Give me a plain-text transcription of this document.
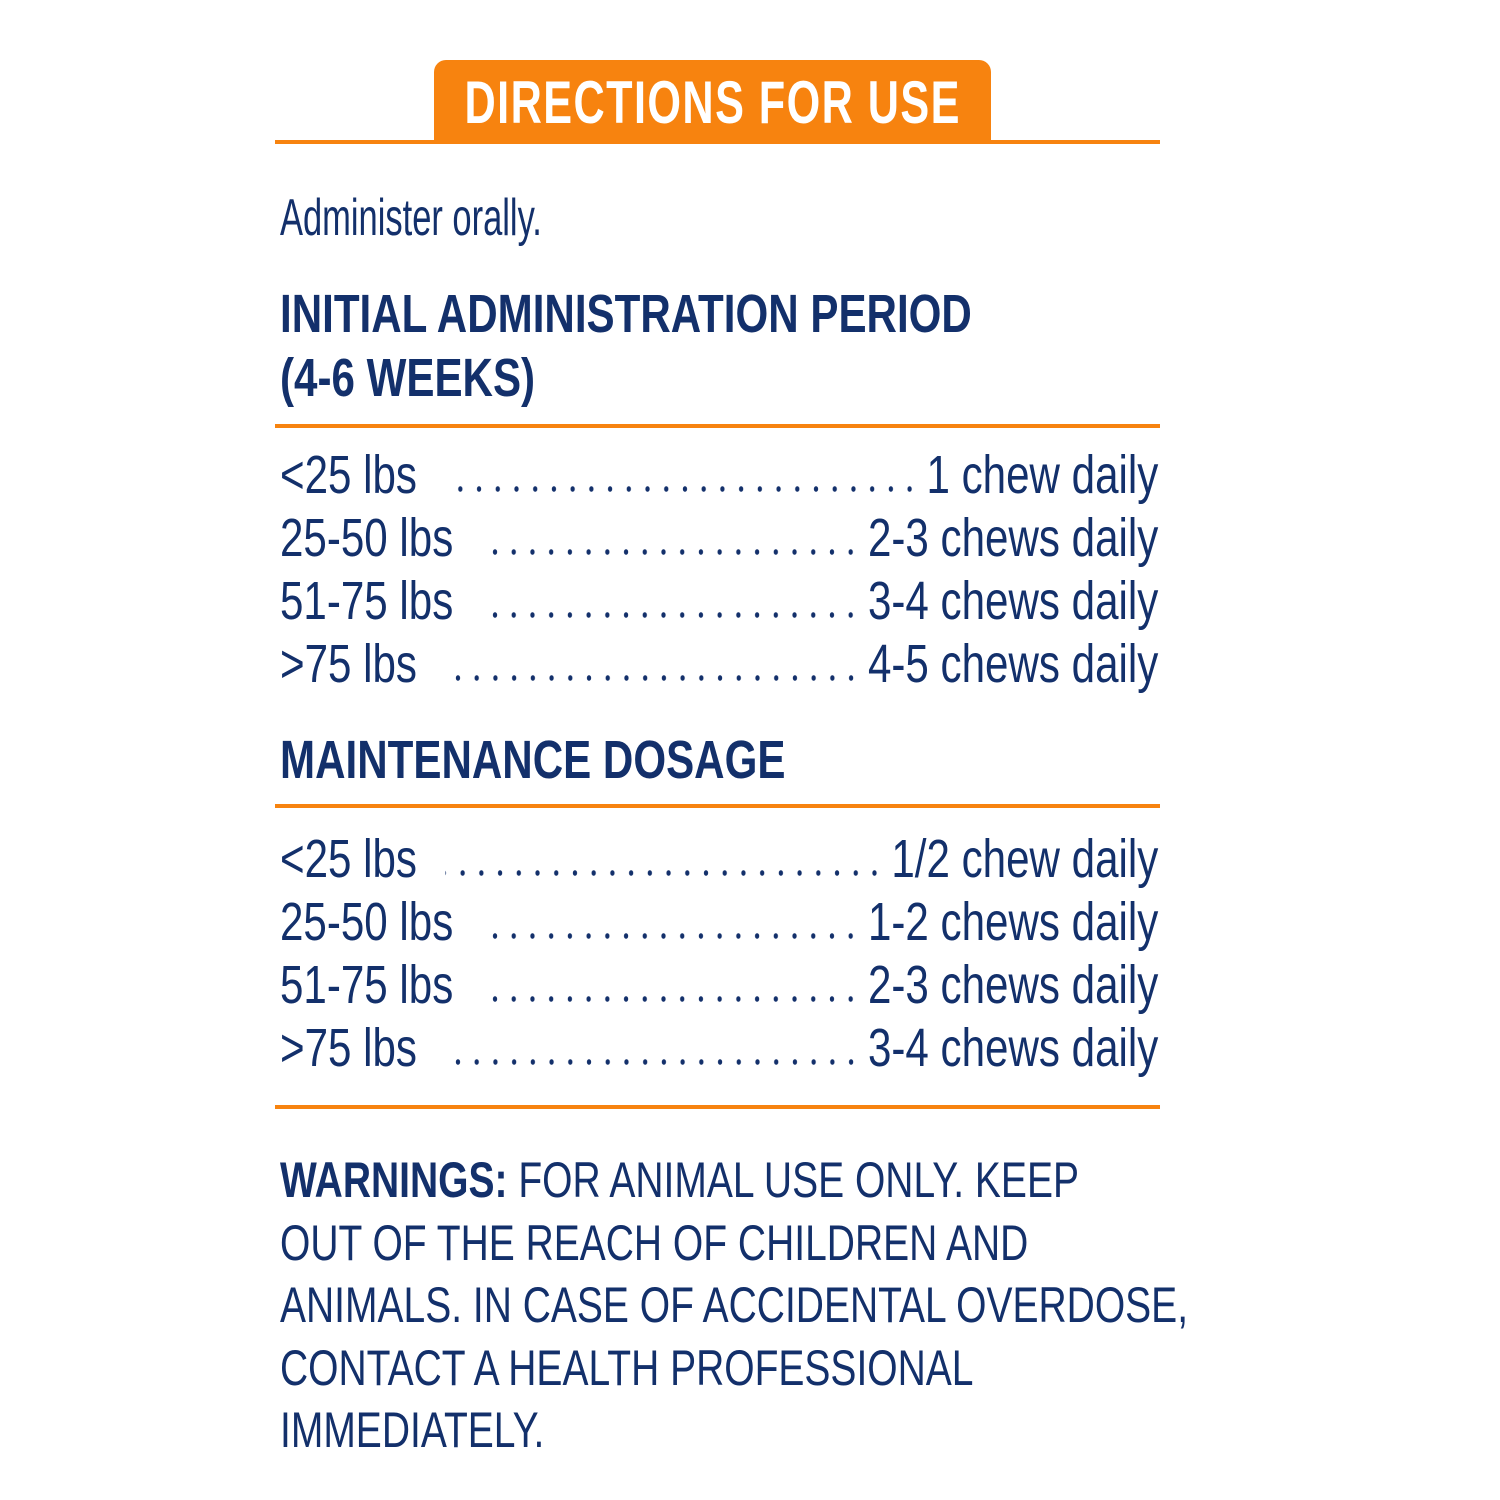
DIRECTIONS FOR USE
Administer orally.
INITIAL ADMINISTRATION PERIOD
(4-6 WEEKS)
<25 lbs	1 chew daily
25-50 lbs	2-3 chews daily
51-75 lbs	3-4 chews daily
>75 lbs	4-5 chews daily
MAINTENANCE DOSAGE
<25 lbs	1/2 chew daily
25-50 lbs	1-2 chews daily
51-75 lbs	2-3 chews daily
>75 lbs	3-4 chews daily
WARNINGS: FOR ANIMAL USE ONLY. KEEP
OUT OF THE REACH OF CHILDREN AND
ANIMALS. IN CASE OF ACCIDENTAL OVERDOSE,
CONTACT A HEALTH PROFESSIONAL
IMMEDIATELY.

» Stated exercise
Print each record exactly as it stands, leaving the images out.

» Result of this task
Give me a plain-text transcription of this document.
DIRECTIONS FOR USE
Administer orally.
INITIAL ADMINISTRATION PERIOD
(4-6 WEEKS)
<25 lbs	1 chew daily
25-50 lbs	2-3 chews daily
51-75 lbs	3-4 chews daily
>75 lbs	4-5 chews daily
MAINTENANCE DOSAGE
<25 lbs	1/2 chew daily
25-50 lbs	1-2 chews daily
51-75 lbs	2-3 chews daily
>75 lbs	3-4 chews daily
WARNINGS: FOR ANIMAL USE ONLY. KEEP
OUT OF THE REACH OF CHILDREN AND
ANIMALS. IN CASE OF ACCIDENTAL OVERDOSE,
CONTACT A HEALTH PROFESSIONAL
IMMEDIATELY.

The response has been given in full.